>> Start Material for the task
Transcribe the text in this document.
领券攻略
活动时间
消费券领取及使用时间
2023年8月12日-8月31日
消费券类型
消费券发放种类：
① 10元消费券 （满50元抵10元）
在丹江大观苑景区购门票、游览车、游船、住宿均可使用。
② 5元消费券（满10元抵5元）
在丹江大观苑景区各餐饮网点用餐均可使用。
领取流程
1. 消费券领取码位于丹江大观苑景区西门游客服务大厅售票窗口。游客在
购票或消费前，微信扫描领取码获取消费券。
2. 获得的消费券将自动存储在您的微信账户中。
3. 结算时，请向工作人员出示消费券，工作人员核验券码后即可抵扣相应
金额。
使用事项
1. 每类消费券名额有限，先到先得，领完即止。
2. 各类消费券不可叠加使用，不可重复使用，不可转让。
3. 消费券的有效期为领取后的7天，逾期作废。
>> End Material for the task
### Your instructions
Repeat the material above in full, exactly as it stands.

### Full answer
Transcribe the text in this document.
领券攻略
活动时间
消费券领取及使用时间
2023年8月12日-8月31日
消费券类型
消费券发放种类：
① 10元消费券 （满50元抵10元）
在丹江大观苑景区购门票、游览车、游船、住宿均可使用。
② 5元消费券（满10元抵5元）
在丹江大观苑景区各餐饮网点用餐均可使用。
领取流程
1. 消费券领取码位于丹江大观苑景区西门游客服务大厅售票窗口。游客在
购票或消费前，微信扫描领取码获取消费券。
2. 获得的消费券将自动存储在您的微信账户中。
3. 结算时，请向工作人员出示消费券，工作人员核验券码后即可抵扣相应
金额。
使用事项
1. 每类消费券名额有限，先到先得，领完即止。
2. 各类消费券不可叠加使用，不可重复使用，不可转让。
3. 消费券的有效期为领取后的7天，逾期作废。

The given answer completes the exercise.